[Dataset rows]
======

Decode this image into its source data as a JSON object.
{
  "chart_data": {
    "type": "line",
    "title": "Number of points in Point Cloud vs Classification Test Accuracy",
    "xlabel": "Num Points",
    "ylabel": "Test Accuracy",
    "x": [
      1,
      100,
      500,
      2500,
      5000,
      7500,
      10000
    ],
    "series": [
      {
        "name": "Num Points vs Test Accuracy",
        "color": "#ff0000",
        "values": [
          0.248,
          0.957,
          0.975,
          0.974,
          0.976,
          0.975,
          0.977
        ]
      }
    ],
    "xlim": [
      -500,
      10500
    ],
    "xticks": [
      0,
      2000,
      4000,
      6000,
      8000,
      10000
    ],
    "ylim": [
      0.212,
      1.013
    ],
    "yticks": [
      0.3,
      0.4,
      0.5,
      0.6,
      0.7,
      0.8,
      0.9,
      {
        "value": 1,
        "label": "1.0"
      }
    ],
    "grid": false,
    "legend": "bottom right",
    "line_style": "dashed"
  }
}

======

Scan the material above for the string "Accuracy" and return the lines that hold it.

    "title": "Number of points in Point Cloud vs Classification Test Accuracy",
    "ylabel": "Test Accuracy",
        "name": "Num Points vs Test Accuracy",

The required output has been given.